**Set problem**
Reproduce all of the records exactly.

**Material for this task**
━━━━━━━━━━━━━━━━

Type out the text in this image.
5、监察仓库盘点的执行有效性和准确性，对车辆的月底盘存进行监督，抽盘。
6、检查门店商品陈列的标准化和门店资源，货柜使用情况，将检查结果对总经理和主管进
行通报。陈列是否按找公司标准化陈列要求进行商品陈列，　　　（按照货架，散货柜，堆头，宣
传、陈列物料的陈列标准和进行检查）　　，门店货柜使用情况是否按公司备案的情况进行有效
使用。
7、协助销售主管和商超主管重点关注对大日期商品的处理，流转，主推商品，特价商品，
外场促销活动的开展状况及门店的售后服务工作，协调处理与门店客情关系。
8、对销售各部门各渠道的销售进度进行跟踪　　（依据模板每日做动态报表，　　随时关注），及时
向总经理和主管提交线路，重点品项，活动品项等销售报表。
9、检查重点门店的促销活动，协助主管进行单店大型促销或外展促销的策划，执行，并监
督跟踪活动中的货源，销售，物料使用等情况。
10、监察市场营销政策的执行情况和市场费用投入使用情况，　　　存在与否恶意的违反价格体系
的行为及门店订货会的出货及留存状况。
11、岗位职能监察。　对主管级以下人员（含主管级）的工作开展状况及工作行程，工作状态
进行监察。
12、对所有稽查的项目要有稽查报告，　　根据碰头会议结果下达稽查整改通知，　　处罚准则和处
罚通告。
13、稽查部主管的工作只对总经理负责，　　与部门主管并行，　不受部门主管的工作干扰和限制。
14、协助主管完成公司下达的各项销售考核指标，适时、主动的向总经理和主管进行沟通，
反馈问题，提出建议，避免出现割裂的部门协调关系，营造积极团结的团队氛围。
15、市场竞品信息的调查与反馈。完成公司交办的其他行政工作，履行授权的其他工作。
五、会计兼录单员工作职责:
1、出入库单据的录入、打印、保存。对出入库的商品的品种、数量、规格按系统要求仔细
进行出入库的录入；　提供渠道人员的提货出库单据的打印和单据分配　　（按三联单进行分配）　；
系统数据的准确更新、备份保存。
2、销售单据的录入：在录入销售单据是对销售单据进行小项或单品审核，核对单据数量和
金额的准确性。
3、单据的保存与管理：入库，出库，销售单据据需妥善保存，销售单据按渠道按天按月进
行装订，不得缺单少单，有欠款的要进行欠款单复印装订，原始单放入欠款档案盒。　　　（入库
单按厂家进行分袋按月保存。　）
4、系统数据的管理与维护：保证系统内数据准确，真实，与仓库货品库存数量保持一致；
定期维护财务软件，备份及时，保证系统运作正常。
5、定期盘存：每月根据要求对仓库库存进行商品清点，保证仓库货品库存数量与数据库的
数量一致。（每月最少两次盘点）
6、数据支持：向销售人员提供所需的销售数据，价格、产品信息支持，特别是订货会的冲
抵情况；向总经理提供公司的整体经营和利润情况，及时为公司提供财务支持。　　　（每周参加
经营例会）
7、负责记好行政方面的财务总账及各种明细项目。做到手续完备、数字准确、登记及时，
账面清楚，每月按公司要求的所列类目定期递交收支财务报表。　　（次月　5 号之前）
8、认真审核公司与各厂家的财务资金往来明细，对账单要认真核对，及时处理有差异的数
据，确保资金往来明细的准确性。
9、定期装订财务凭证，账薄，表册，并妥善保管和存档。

━━━━━━━━━━━━━━━━

**Result of the exercise**
Type out the text in this image.
5、监察仓库盘点的执行有效性和准确性，对车辆的月底盘存进行监督，抽盘。
6、检查门店商品陈列的标准化和门店资源，货柜使用情况，将检查结果对总经理和主管进
行通报。陈列是否按找公司标准化陈列要求进行商品陈列，　　　（按照货架，散货柜，堆头，宣
传、陈列物料的陈列标准和进行检查）　　，门店货柜使用情况是否按公司备案的情况进行有效
使用。
7、协助销售主管和商超主管重点关注对大日期商品的处理，流转，主推商品，特价商品，
外场促销活动的开展状况及门店的售后服务工作，协调处理与门店客情关系。
8、对销售各部门各渠道的销售进度进行跟踪　　（依据模板每日做动态报表，　　随时关注），及时
向总经理和主管提交线路，重点品项，活动品项等销售报表。
9、检查重点门店的促销活动，协助主管进行单店大型促销或外展促销的策划，执行，并监
督跟踪活动中的货源，销售，物料使用等情况。
10、监察市场营销政策的执行情况和市场费用投入使用情况，　　　存在与否恶意的违反价格体系
的行为及门店订货会的出货及留存状况。
11、岗位职能监察。　对主管级以下人员（含主管级）的工作开展状况及工作行程，工作状态
进行监察。
12、对所有稽查的项目要有稽查报告，　　根据碰头会议结果下达稽查整改通知，　　处罚准则和处
罚通告。
13、稽查部主管的工作只对总经理负责，　　与部门主管并行，　不受部门主管的工作干扰和限制。
14、协助主管完成公司下达的各项销售考核指标，适时、主动的向总经理和主管进行沟通，
反馈问题，提出建议，避免出现割裂的部门协调关系，营造积极团结的团队氛围。
15、市场竞品信息的调查与反馈。完成公司交办的其他行政工作，履行授权的其他工作。
五、会计兼录单员工作职责:
1、出入库单据的录入、打印、保存。对出入库的商品的品种、数量、规格按系统要求仔细
进行出入库的录入；　提供渠道人员的提货出库单据的打印和单据分配　　（按三联单进行分配）　；
系统数据的准确更新、备份保存。
2、销售单据的录入：在录入销售单据是对销售单据进行小项或单品审核，核对单据数量和
金额的准确性。
3、单据的保存与管理：入库，出库，销售单据据需妥善保存，销售单据按渠道按天按月进
行装订，不得缺单少单，有欠款的要进行欠款单复印装订，原始单放入欠款档案盒。　　　（入库
单按厂家进行分袋按月保存。　）
4、系统数据的管理与维护：保证系统内数据准确，真实，与仓库货品库存数量保持一致；
定期维护财务软件，备份及时，保证系统运作正常。
5、定期盘存：每月根据要求对仓库库存进行商品清点，保证仓库货品库存数量与数据库的
数量一致。（每月最少两次盘点）
6、数据支持：向销售人员提供所需的销售数据，价格、产品信息支持，特别是订货会的冲
抵情况；向总经理提供公司的整体经营和利润情况，及时为公司提供财务支持。　　　（每周参加
经营例会）
7、负责记好行政方面的财务总账及各种明细项目。做到手续完备、数字准确、登记及时，
账面清楚，每月按公司要求的所列类目定期递交收支财务报表。　　（次月　5 号之前）
8、认真审核公司与各厂家的财务资金往来明细，对账单要认真核对，及时处理有差异的数
据，确保资金往来明细的准确性。
9、定期装订财务凭证，账薄，表册，并妥善保管和存档。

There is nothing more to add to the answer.